┌──

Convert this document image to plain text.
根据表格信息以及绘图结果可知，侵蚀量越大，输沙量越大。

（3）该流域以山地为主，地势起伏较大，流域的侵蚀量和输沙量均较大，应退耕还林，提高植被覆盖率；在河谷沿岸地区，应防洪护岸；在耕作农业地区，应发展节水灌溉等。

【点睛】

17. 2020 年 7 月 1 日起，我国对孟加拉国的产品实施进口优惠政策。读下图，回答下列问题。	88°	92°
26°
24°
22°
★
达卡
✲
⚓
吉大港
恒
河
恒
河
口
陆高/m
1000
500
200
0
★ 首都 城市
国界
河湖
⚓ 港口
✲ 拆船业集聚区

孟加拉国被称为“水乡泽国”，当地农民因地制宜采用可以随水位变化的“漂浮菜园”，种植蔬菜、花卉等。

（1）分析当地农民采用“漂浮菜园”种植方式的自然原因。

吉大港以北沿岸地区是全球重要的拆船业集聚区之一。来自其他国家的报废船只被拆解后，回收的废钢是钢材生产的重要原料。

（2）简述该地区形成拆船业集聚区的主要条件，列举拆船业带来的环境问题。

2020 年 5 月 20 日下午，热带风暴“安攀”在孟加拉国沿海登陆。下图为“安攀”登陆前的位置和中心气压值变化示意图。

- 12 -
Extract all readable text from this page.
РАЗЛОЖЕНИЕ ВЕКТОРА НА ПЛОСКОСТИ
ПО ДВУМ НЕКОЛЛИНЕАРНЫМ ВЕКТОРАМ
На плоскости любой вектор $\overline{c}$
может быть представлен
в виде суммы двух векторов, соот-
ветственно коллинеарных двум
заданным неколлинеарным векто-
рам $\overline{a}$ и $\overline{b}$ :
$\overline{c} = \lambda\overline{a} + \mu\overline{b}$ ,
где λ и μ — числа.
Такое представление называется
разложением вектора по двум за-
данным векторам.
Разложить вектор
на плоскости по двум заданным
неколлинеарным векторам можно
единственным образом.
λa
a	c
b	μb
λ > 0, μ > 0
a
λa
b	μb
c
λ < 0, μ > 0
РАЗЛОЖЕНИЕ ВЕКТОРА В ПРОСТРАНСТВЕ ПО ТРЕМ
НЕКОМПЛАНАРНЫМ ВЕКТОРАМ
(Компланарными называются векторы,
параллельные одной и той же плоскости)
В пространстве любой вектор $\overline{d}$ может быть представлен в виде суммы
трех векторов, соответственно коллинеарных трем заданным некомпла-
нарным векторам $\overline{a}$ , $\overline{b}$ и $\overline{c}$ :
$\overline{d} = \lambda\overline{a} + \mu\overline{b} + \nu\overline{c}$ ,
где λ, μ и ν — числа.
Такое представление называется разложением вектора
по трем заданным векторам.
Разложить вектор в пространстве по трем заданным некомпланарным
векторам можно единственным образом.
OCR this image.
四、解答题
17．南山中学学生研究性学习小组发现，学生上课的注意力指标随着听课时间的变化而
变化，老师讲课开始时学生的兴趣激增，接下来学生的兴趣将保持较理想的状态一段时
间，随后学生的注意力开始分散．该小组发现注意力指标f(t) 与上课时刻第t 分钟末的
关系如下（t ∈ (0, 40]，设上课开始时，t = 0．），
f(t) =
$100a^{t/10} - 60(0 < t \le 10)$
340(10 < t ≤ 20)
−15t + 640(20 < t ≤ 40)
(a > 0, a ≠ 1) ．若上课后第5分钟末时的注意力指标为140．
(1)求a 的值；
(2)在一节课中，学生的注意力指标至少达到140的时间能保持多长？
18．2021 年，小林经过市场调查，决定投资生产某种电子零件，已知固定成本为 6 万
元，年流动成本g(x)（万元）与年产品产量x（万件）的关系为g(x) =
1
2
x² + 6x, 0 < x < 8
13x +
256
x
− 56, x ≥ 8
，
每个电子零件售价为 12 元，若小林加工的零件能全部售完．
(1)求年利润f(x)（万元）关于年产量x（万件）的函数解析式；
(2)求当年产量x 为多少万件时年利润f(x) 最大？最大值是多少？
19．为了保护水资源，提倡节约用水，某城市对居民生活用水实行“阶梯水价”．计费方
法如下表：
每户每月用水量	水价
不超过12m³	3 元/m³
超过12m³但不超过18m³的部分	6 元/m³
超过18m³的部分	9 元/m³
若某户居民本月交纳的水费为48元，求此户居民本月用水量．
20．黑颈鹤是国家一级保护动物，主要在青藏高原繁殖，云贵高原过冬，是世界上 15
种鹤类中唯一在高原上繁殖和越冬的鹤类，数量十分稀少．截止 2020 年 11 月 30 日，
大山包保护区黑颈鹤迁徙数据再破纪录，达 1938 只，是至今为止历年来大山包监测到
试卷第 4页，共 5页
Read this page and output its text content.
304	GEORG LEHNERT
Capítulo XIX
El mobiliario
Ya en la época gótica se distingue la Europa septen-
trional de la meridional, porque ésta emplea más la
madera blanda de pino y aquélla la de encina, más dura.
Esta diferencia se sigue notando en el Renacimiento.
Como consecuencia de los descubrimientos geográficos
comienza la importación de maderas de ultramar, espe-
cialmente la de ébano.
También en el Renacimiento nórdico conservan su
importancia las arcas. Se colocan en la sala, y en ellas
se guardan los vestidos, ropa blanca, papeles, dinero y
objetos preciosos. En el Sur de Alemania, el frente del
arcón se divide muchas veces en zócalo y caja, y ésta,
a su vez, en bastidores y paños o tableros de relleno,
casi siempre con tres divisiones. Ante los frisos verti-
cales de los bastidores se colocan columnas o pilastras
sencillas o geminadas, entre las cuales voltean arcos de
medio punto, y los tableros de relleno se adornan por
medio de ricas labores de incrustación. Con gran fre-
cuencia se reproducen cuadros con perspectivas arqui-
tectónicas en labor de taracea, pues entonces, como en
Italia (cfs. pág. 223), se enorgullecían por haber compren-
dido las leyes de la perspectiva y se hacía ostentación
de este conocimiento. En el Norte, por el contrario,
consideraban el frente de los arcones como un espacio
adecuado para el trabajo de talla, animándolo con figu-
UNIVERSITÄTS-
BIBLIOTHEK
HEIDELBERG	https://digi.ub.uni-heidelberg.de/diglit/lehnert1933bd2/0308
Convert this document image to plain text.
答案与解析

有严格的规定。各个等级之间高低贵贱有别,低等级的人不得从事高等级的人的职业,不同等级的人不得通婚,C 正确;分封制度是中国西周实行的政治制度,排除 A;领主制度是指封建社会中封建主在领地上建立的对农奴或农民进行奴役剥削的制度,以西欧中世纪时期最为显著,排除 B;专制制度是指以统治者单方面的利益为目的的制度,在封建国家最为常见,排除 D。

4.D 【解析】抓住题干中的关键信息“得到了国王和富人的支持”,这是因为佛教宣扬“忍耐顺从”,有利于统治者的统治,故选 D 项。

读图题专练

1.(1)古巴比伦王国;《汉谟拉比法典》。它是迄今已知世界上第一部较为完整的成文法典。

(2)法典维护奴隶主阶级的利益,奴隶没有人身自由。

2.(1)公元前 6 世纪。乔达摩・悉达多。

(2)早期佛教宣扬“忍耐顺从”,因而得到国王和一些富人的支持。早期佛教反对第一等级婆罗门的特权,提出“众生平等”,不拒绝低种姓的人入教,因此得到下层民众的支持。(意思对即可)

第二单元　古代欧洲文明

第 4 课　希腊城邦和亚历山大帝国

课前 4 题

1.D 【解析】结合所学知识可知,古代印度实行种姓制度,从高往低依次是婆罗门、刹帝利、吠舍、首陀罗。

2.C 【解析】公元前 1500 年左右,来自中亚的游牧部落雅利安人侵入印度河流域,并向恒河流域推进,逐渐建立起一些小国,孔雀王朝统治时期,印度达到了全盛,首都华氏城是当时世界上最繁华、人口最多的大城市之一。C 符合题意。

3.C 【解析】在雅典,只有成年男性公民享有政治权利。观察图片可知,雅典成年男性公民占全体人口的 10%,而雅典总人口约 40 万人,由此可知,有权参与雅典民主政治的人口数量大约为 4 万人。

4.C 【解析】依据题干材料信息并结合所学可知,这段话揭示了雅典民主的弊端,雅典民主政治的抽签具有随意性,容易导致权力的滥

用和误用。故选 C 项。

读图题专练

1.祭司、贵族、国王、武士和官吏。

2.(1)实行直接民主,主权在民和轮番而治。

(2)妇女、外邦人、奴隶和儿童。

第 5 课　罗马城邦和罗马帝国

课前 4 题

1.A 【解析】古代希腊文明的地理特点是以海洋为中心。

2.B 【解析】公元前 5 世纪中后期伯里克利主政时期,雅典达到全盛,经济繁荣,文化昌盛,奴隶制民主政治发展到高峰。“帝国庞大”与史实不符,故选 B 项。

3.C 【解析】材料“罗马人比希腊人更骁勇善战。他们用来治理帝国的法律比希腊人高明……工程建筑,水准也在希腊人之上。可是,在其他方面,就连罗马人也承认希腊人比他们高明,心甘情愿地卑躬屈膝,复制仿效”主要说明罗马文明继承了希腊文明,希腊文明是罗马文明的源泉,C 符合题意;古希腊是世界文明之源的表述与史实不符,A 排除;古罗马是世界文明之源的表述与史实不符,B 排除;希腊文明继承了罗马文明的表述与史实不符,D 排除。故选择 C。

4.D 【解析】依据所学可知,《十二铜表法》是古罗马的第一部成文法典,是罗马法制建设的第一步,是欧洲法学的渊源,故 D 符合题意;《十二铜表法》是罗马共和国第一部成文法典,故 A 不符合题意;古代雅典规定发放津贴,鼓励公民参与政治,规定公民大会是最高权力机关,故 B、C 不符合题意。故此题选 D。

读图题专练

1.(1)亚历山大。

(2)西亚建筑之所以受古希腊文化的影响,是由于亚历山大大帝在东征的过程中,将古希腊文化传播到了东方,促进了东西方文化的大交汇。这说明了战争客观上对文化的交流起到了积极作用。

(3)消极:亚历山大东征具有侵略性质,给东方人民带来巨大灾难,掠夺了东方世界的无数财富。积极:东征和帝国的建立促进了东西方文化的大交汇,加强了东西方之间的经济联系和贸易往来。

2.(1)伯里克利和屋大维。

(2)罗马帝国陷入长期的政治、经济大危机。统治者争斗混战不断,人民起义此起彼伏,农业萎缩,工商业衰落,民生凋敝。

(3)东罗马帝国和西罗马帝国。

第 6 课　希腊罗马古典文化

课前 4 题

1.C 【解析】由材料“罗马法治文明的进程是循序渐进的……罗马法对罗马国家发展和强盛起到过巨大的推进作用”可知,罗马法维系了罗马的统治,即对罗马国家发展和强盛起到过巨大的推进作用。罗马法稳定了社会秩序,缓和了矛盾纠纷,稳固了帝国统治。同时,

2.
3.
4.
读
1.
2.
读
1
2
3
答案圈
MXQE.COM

└──

# YOUR GOAL:
Copy all lines from the material that hold "page".

# THE OUTPUT:
Extract all readable text from this page.
Read this page and output its text content.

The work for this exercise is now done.